# Exercise directions
Within the records below, find each line that holds the string "panel", then copy it.

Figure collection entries
:::::

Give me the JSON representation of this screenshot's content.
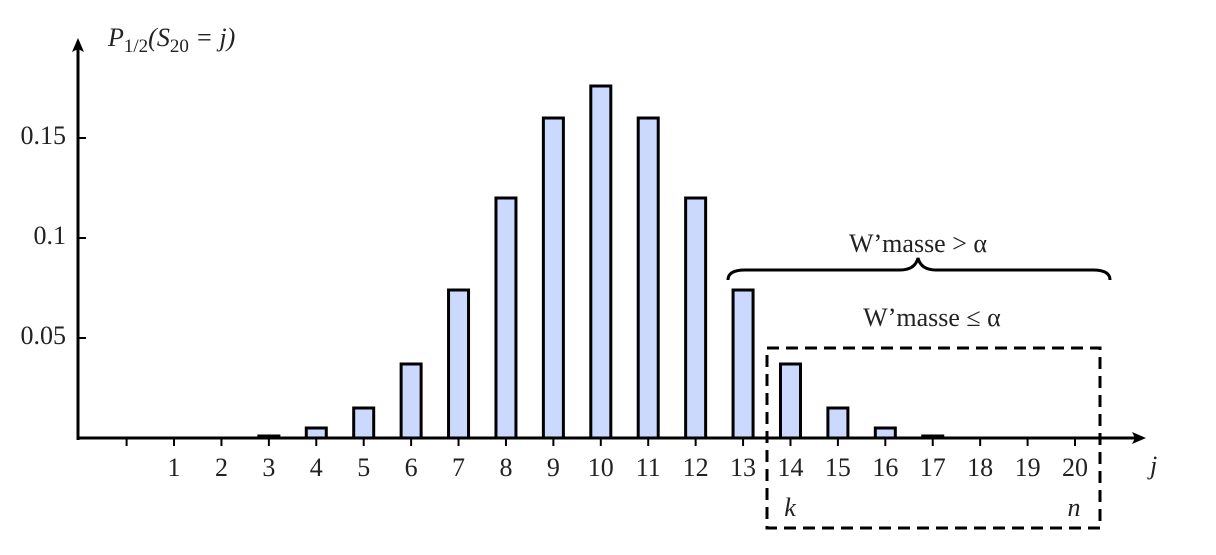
{
  "chart_data": {
    "type": "bar",
    "ylabel": [
      "P",
      "1/2",
      "(S",
      "20",
      " = j)"
    ],
    "xlabel": "j",
    "categories": [
      null,
      "1",
      "2",
      "3",
      "4",
      "5",
      "6",
      "7",
      "8",
      "9",
      "10",
      "11",
      "12",
      "13",
      "14",
      "15",
      "16",
      "17",
      "18",
      "19",
      "20"
    ],
    "values": [
      0,
      0,
      0,
      0.001,
      0.005,
      0.015,
      0.037,
      0.074,
      0.12,
      0.16,
      0.176,
      0.16,
      0.12,
      0.074,
      0.037,
      0.015,
      0.005,
      0.001,
      0,
      0,
      0
    ],
    "color": "#ccd9ff",
    "ylim": [
      0,
      0.2
    ],
    "yticks": [
      0.05,
      0.1,
      0.15
    ],
    "annotations": {
      "upper": "W’masse > α",
      "lower": "W’masse ≤ α",
      "k": "k",
      "n": "n"
    }
  }
}
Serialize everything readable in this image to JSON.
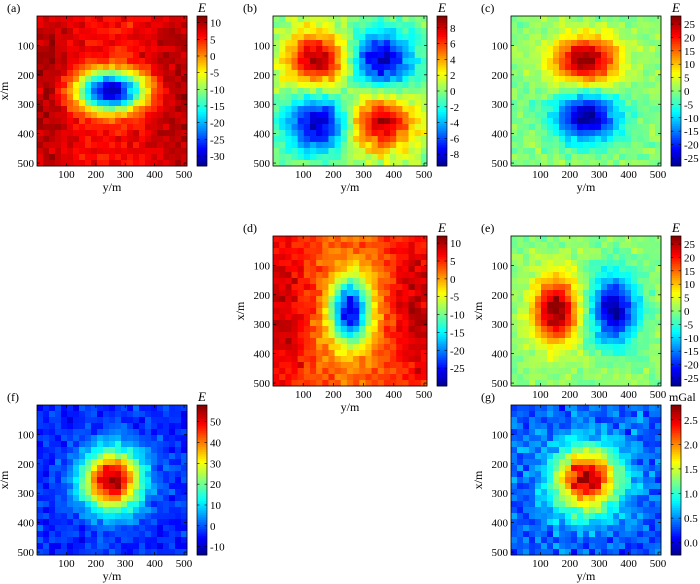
{
  "figure": {
    "background": "#ffffff"
  },
  "colormap": {
    "name": "jet",
    "stops": [
      "#00008f",
      "#0000ff",
      "#00ffff",
      "#ffff00",
      "#ff0000",
      "#800000"
    ]
  },
  "chart_data": [
    {
      "panel": "(a)",
      "type": "heatmap",
      "grid": [
        25,
        25
      ],
      "x_range": [
        0,
        510
      ],
      "y_range": [
        0,
        510
      ],
      "xlabel": "y/m",
      "ylabel": "x/m",
      "xticks": [
        "100",
        "200",
        "300",
        "400",
        "500"
      ],
      "yticks": [
        "100",
        "200",
        "300",
        "400",
        "500"
      ],
      "colorbar": {
        "title": "E",
        "range": [
          -33,
          12
        ],
        "ticks": [
          "10",
          "5",
          "0",
          "-5",
          "-10",
          "-15",
          "-20",
          "-25",
          "-30"
        ],
        "tick_values": [
          10,
          5,
          0,
          -5,
          -10,
          -15,
          -20,
          -25,
          -30
        ]
      },
      "field": {
        "base": 6,
        "noise": 2.2,
        "seed": 11,
        "components": [
          {
            "x": 250,
            "y": 255,
            "sx": 80,
            "sy": 48,
            "a": -38
          },
          {
            "x": 35,
            "y": 255,
            "sx": 70,
            "sy": 240,
            "a": 4
          },
          {
            "x": 470,
            "y": 255,
            "sx": 70,
            "sy": 240,
            "a": 4
          }
        ]
      }
    },
    {
      "panel": "(b)",
      "type": "heatmap",
      "grid": [
        25,
        25
      ],
      "x_range": [
        0,
        510
      ],
      "y_range": [
        0,
        510
      ],
      "xlabel": "y/m",
      "ylabel": "",
      "xticks": [
        "100",
        "200",
        "300",
        "400",
        "500"
      ],
      "yticks": [
        "100",
        "200",
        "300",
        "400",
        "500"
      ],
      "colorbar": {
        "title": "E",
        "range": [
          -9.5,
          9.5
        ],
        "ticks": [
          "8",
          "6",
          "4",
          "2",
          "0",
          "-2",
          "-4",
          "-6",
          "-8"
        ],
        "tick_values": [
          8,
          6,
          4,
          2,
          0,
          -2,
          -4,
          -6,
          -8
        ]
      },
      "field": {
        "base": 0,
        "noise": 1.1,
        "seed": 22,
        "components": [
          {
            "x": 150,
            "y": 148,
            "sx": 78,
            "sy": 68,
            "a": 8.5
          },
          {
            "x": 355,
            "y": 148,
            "sx": 78,
            "sy": 68,
            "a": -8.5
          },
          {
            "x": 150,
            "y": 365,
            "sx": 78,
            "sy": 68,
            "a": -8.5
          },
          {
            "x": 355,
            "y": 365,
            "sx": 78,
            "sy": 68,
            "a": 8.5
          }
        ]
      }
    },
    {
      "panel": "(c)",
      "type": "heatmap",
      "grid": [
        25,
        25
      ],
      "x_range": [
        0,
        510
      ],
      "y_range": [
        0,
        510
      ],
      "xlabel": "y/m",
      "ylabel": "",
      "xticks": [
        "100",
        "200",
        "300",
        "400",
        "500"
      ],
      "yticks": [
        "100",
        "200",
        "300",
        "400",
        "500"
      ],
      "colorbar": {
        "title": "E",
        "range": [
          -28,
          28
        ],
        "ticks": [
          "25",
          "20",
          "15",
          "10",
          "5",
          "0",
          "-5",
          "-10",
          "-15",
          "-20",
          "-25"
        ],
        "tick_values": [
          25,
          20,
          15,
          10,
          5,
          0,
          -5,
          -10,
          -15,
          -20,
          -25
        ]
      },
      "field": {
        "base": 0,
        "noise": 2.8,
        "seed": 33,
        "components": [
          {
            "x": 255,
            "y": 150,
            "sx": 78,
            "sy": 58,
            "a": 27
          },
          {
            "x": 255,
            "y": 345,
            "sx": 78,
            "sy": 58,
            "a": -27
          }
        ]
      }
    },
    {
      "panel": "(d)",
      "type": "heatmap",
      "grid": [
        25,
        25
      ],
      "x_range": [
        0,
        510
      ],
      "y_range": [
        0,
        510
      ],
      "xlabel": "y/m",
      "ylabel": "x/m",
      "xticks": [
        "100",
        "200",
        "300",
        "400",
        "500"
      ],
      "yticks": [
        "100",
        "200",
        "300",
        "400",
        "500"
      ],
      "colorbar": {
        "title": "E",
        "range": [
          -30,
          12
        ],
        "ticks": [
          "10",
          "5",
          "0",
          "-5",
          "-10",
          "-15",
          "-20",
          "-25"
        ],
        "tick_values": [
          10,
          5,
          0,
          -5,
          -10,
          -15,
          -20,
          -25
        ]
      },
      "field": {
        "base": 3,
        "noise": 2.3,
        "seed": 44,
        "components": [
          {
            "x": 255,
            "y": 255,
            "sx": 46,
            "sy": 82,
            "a": -30
          },
          {
            "x": 30,
            "y": 255,
            "sx": 60,
            "sy": 220,
            "a": 6
          },
          {
            "x": 480,
            "y": 255,
            "sx": 60,
            "sy": 220,
            "a": 6
          }
        ]
      }
    },
    {
      "panel": "(e)",
      "type": "heatmap",
      "grid": [
        25,
        25
      ],
      "x_range": [
        0,
        510
      ],
      "y_range": [
        0,
        510
      ],
      "xlabel": "y/m",
      "ylabel": "x/m",
      "xticks": [
        "100",
        "200",
        "300",
        "400",
        "500"
      ],
      "yticks": [
        "100",
        "200",
        "300",
        "400",
        "500"
      ],
      "colorbar": {
        "title": "E",
        "range": [
          -28,
          28
        ],
        "ticks": [
          "25",
          "20",
          "15",
          "10",
          "5",
          "0",
          "-5",
          "-10",
          "-15",
          "-20",
          "-25"
        ],
        "tick_values": [
          25,
          20,
          15,
          10,
          5,
          0,
          -5,
          -10,
          -15,
          -20,
          -25
        ]
      },
      "field": {
        "base": 0,
        "noise": 2.8,
        "seed": 55,
        "components": [
          {
            "x": 150,
            "y": 250,
            "sx": 55,
            "sy": 80,
            "a": 27
          },
          {
            "x": 350,
            "y": 250,
            "sx": 55,
            "sy": 80,
            "a": -27
          }
        ]
      }
    },
    {
      "panel": "(f)",
      "type": "heatmap",
      "grid": [
        25,
        25
      ],
      "x_range": [
        0,
        510
      ],
      "y_range": [
        0,
        510
      ],
      "xlabel": "y/m",
      "ylabel": "x/m",
      "xticks": [
        "100",
        "200",
        "300",
        "400",
        "500"
      ],
      "yticks": [
        "100",
        "200",
        "300",
        "400",
        "500"
      ],
      "colorbar": {
        "title": "E",
        "range": [
          -14,
          58
        ],
        "ticks": [
          "50",
          "40",
          "30",
          "20",
          "10",
          "0",
          "-10"
        ],
        "tick_values": [
          50,
          40,
          30,
          20,
          10,
          0,
          -10
        ]
      },
      "field": {
        "base": -3,
        "noise": 4,
        "seed": 66,
        "components": [
          {
            "x": 255,
            "y": 255,
            "sx": 70,
            "sy": 70,
            "a": 60
          }
        ]
      }
    },
    {
      "panel": "(g)",
      "type": "heatmap",
      "grid": [
        25,
        25
      ],
      "x_range": [
        0,
        510
      ],
      "y_range": [
        0,
        510
      ],
      "xlabel": "y/m",
      "ylabel": "x/m",
      "xticks": [
        "100",
        "200",
        "300",
        "400",
        "500"
      ],
      "yticks": [
        "100",
        "200",
        "300",
        "400",
        "500"
      ],
      "colorbar": {
        "title": "mGal",
        "range": [
          -0.25,
          2.8
        ],
        "ticks": [
          "2.5",
          "2.0",
          "1.5",
          "1.0",
          "0.5",
          "0.0"
        ],
        "tick_values": [
          2.5,
          2.0,
          1.5,
          1.0,
          0.5,
          0.0
        ]
      },
      "field": {
        "base": 0.35,
        "noise": 0.26,
        "seed": 77,
        "components": [
          {
            "x": 255,
            "y": 255,
            "sx": 78,
            "sy": 78,
            "a": 2.3
          }
        ]
      }
    }
  ]
}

:::::

# Correct result
      "panel": "(a)",
      "panel": "(b)",
      "panel": "(c)",
      "panel": "(d)",
      "panel": "(e)",
      "panel": "(f)",
      "panel": "(g)",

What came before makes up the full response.